┌──

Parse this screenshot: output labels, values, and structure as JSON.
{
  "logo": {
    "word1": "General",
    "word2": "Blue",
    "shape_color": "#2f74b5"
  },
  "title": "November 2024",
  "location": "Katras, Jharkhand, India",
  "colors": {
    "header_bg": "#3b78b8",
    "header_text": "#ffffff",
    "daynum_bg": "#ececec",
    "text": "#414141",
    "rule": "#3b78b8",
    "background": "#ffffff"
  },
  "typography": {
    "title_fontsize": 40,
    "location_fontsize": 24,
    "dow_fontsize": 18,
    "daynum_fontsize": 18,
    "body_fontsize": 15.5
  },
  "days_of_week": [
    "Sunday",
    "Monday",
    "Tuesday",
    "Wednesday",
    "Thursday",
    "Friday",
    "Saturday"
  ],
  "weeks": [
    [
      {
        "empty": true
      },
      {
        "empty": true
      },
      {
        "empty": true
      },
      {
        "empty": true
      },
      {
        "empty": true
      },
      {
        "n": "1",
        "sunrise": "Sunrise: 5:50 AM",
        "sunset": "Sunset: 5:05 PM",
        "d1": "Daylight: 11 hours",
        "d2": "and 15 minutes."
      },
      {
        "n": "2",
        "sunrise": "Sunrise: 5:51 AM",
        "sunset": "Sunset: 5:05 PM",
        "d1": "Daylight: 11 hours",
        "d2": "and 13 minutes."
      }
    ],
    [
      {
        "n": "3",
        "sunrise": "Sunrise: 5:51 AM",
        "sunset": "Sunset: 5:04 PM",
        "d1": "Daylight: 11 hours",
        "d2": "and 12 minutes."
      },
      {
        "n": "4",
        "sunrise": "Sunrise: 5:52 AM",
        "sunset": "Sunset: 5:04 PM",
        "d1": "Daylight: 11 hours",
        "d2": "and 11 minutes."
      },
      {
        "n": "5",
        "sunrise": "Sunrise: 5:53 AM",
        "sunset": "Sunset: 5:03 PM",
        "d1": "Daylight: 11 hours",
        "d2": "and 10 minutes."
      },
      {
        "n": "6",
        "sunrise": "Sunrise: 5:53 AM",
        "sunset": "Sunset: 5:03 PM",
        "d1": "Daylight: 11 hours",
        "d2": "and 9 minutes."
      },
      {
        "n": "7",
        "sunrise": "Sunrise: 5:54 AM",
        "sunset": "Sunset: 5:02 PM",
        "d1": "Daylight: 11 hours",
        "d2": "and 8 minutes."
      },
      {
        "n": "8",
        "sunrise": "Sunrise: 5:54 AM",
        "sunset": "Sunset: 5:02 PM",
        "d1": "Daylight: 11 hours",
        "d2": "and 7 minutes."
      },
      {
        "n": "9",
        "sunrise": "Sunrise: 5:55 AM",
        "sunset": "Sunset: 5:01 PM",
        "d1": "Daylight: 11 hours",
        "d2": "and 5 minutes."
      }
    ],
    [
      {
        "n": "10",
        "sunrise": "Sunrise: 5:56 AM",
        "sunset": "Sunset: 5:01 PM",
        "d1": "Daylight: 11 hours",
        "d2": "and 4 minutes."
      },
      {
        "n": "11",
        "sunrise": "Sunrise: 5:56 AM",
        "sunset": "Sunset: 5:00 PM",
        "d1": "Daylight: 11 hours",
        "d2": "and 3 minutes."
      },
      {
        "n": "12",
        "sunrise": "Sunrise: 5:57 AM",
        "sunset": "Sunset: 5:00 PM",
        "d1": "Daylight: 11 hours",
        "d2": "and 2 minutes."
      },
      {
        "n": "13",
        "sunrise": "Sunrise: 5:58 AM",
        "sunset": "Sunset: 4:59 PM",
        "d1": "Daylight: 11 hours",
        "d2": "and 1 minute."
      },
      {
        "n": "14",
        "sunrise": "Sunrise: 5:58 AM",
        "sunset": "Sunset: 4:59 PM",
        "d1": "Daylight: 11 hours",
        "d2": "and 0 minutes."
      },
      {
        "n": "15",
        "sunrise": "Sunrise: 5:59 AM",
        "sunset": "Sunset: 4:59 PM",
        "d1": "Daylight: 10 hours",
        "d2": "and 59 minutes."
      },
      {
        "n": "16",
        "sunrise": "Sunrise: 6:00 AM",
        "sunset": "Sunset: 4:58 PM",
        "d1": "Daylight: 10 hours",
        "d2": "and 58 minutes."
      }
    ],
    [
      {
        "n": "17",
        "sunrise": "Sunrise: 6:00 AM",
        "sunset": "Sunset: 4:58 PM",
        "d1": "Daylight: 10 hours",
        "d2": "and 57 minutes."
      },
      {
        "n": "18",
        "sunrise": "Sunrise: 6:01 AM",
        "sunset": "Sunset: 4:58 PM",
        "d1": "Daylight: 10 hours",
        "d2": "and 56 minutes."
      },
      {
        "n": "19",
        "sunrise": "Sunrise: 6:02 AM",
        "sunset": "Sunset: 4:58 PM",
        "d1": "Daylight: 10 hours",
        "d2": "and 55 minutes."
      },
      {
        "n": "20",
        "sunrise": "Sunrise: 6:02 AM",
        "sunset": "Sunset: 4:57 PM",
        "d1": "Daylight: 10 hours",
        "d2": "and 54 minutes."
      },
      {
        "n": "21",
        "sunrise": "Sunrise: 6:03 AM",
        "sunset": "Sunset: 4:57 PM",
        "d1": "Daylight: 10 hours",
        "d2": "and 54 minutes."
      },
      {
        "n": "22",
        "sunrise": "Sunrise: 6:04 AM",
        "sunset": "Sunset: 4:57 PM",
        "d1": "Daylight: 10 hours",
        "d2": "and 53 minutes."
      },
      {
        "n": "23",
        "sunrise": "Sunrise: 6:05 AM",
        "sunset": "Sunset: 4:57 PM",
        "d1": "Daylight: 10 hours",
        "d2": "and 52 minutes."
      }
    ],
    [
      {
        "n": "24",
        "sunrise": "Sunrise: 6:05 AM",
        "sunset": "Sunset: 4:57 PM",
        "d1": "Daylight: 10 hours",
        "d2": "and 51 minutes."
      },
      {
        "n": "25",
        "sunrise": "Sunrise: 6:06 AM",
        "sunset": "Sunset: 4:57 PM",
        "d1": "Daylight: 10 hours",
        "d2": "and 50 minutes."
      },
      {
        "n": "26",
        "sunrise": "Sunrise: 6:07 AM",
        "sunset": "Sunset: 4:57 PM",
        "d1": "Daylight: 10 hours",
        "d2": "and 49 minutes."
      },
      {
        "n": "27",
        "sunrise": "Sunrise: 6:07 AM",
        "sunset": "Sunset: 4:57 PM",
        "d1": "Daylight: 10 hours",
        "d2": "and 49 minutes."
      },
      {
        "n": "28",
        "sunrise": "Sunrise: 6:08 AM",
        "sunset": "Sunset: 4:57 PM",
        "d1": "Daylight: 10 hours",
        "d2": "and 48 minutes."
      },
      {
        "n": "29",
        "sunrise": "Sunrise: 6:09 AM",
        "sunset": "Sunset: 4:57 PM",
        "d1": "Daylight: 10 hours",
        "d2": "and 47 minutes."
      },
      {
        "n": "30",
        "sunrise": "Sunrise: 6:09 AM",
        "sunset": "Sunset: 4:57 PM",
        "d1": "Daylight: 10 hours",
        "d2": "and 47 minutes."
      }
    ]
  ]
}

└──

> WHAT NEEDS TO BE DONE: Every entry should be printed again exactly as it stands.

> WRITTEN RESPONSE:
Parse this screenshot: output labels, values, and structure as JSON.
{
  "logo": {
    "word1": "General",
    "word2": "Blue",
    "shape_color": "#2f74b5"
  },
  "title": "November 2024",
  "location": "Katras, Jharkhand, India",
  "colors": {
    "header_bg": "#3b78b8",
    "header_text": "#ffffff",
    "daynum_bg": "#ececec",
    "text": "#414141",
    "rule": "#3b78b8",
    "background": "#ffffff"
  },
  "typography": {
    "title_fontsize": 40,
    "location_fontsize": 24,
    "dow_fontsize": 18,
    "daynum_fontsize": 18,
    "body_fontsize": 15.5
  },
  "days_of_week": [
    "Sunday",
    "Monday",
    "Tuesday",
    "Wednesday",
    "Thursday",
    "Friday",
    "Saturday"
  ],
  "weeks": [
    [
      {
        "empty": true
      },
      {
        "empty": true
      },
      {
        "empty": true
      },
      {
        "empty": true
      },
      {
        "empty": true
      },
      {
        "n": "1",
        "sunrise": "Sunrise: 5:50 AM",
        "sunset": "Sunset: 5:05 PM",
        "d1": "Daylight: 11 hours",
        "d2": "and 15 minutes."
      },
      {
        "n": "2",
        "sunrise": "Sunrise: 5:51 AM",
        "sunset": "Sunset: 5:05 PM",
        "d1": "Daylight: 11 hours",
        "d2": "and 13 minutes."
      }
    ],
    [
      {
        "n": "3",
        "sunrise": "Sunrise: 5:51 AM",
        "sunset": "Sunset: 5:04 PM",
        "d1": "Daylight: 11 hours",
        "d2": "and 12 minutes."
      },
      {
        "n": "4",
        "sunrise": "Sunrise: 5:52 AM",
        "sunset": "Sunset: 5:04 PM",
        "d1": "Daylight: 11 hours",
        "d2": "and 11 minutes."
      },
      {
        "n": "5",
        "sunrise": "Sunrise: 5:53 AM",
        "sunset": "Sunset: 5:03 PM",
        "d1": "Daylight: 11 hours",
        "d2": "and 10 minutes."
      },
      {
        "n": "6",
        "sunrise": "Sunrise: 5:53 AM",
        "sunset": "Sunset: 5:03 PM",
        "d1": "Daylight: 11 hours",
        "d2": "and 9 minutes."
      },
      {
        "n": "7",
        "sunrise": "Sunrise: 5:54 AM",
        "sunset": "Sunset: 5:02 PM",
        "d1": "Daylight: 11 hours",
        "d2": "and 8 minutes."
      },
      {
        "n": "8",
        "sunrise": "Sunrise: 5:54 AM",
        "sunset": "Sunset: 5:02 PM",
        "d1": "Daylight: 11 hours",
        "d2": "and 7 minutes."
      },
      {
        "n": "9",
        "sunrise": "Sunrise: 5:55 AM",
        "sunset": "Sunset: 5:01 PM",
        "d1": "Daylight: 11 hours",
        "d2": "and 5 minutes."
      }
    ],
    [
      {
        "n": "10",
        "sunrise": "Sunrise: 5:56 AM",
        "sunset": "Sunset: 5:01 PM",
        "d1": "Daylight: 11 hours",
        "d2": "and 4 minutes."
      },
      {
        "n": "11",
        "sunrise": "Sunrise: 5:56 AM",
        "sunset": "Sunset: 5:00 PM",
        "d1": "Daylight: 11 hours",
        "d2": "and 3 minutes."
      },
      {
        "n": "12",
        "sunrise": "Sunrise: 5:57 AM",
        "sunset": "Sunset: 5:00 PM",
        "d1": "Daylight: 11 hours",
        "d2": "and 2 minutes."
      },
      {
        "n": "13",
        "sunrise": "Sunrise: 5:58 AM",
        "sunset": "Sunset: 4:59 PM",
        "d1": "Daylight: 11 hours",
        "d2": "and 1 minute."
      },
      {
        "n": "14",
        "sunrise": "Sunrise: 5:58 AM",
        "sunset": "Sunset: 4:59 PM",
        "d1": "Daylight: 11 hours",
        "d2": "and 0 minutes."
      },
      {
        "n": "15",
        "sunrise": "Sunrise: 5:59 AM",
        "sunset": "Sunset: 4:59 PM",
        "d1": "Daylight: 10 hours",
        "d2": "and 59 minutes."
      },
      {
        "n": "16",
        "sunrise": "Sunrise: 6:00 AM",
        "sunset": "Sunset: 4:58 PM",
        "d1": "Daylight: 10 hours",
        "d2": "and 58 minutes."
      }
    ],
    [
      {
        "n": "17",
        "sunrise": "Sunrise: 6:00 AM",
        "sunset": "Sunset: 4:58 PM",
        "d1": "Daylight: 10 hours",
        "d2": "and 57 minutes."
      },
      {
        "n": "18",
        "sunrise": "Sunrise: 6:01 AM",
        "sunset": "Sunset: 4:58 PM",
        "d1": "Daylight: 10 hours",
        "d2": "and 56 minutes."
      },
      {
        "n": "19",
        "sunrise": "Sunrise: 6:02 AM",
        "sunset": "Sunset: 4:58 PM",
        "d1": "Daylight: 10 hours",
        "d2": "and 55 minutes."
      },
      {
        "n": "20",
        "sunrise": "Sunrise: 6:02 AM",
        "sunset": "Sunset: 4:57 PM",
        "d1": "Daylight: 10 hours",
        "d2": "and 54 minutes."
      },
      {
        "n": "21",
        "sunrise": "Sunrise: 6:03 AM",
        "sunset": "Sunset: 4:57 PM",
        "d1": "Daylight: 10 hours",
        "d2": "and 54 minutes."
      },
      {
        "n": "22",
        "sunrise": "Sunrise: 6:04 AM",
        "sunset": "Sunset: 4:57 PM",
        "d1": "Daylight: 10 hours",
        "d2": "and 53 minutes."
      },
      {
        "n": "23",
        "sunrise": "Sunrise: 6:05 AM",
        "sunset": "Sunset: 4:57 PM",
        "d1": "Daylight: 10 hours",
        "d2": "and 52 minutes."
      }
    ],
    [
      {
        "n": "24",
        "sunrise": "Sunrise: 6:05 AM",
        "sunset": "Sunset: 4:57 PM",
        "d1": "Daylight: 10 hours",
        "d2": "and 51 minutes."
      },
      {
        "n": "25",
        "sunrise": "Sunrise: 6:06 AM",
        "sunset": "Sunset: 4:57 PM",
        "d1": "Daylight: 10 hours",
        "d2": "and 50 minutes."
      },
      {
        "n": "26",
        "sunrise": "Sunrise: 6:07 AM",
        "sunset": "Sunset: 4:57 PM",
        "d1": "Daylight: 10 hours",
        "d2": "and 49 minutes."
      },
      {
        "n": "27",
        "sunrise": "Sunrise: 6:07 AM",
        "sunset": "Sunset: 4:57 PM",
        "d1": "Daylight: 10 hours",
        "d2": "and 49 minutes."
      },
      {
        "n": "28",
        "sunrise": "Sunrise: 6:08 AM",
        "sunset": "Sunset: 4:57 PM",
        "d1": "Daylight: 10 hours",
        "d2": "and 48 minutes."
      },
      {
        "n": "29",
        "sunrise": "Sunrise: 6:09 AM",
        "sunset": "Sunset: 4:57 PM",
        "d1": "Daylight: 10 hours",
        "d2": "and 47 minutes."
      },
      {
        "n": "30",
        "sunrise": "Sunrise: 6:09 AM",
        "sunset": "Sunset: 4:57 PM",
        "d1": "Daylight: 10 hours",
        "d2": "and 47 minutes."
      }
    ]
  ]
}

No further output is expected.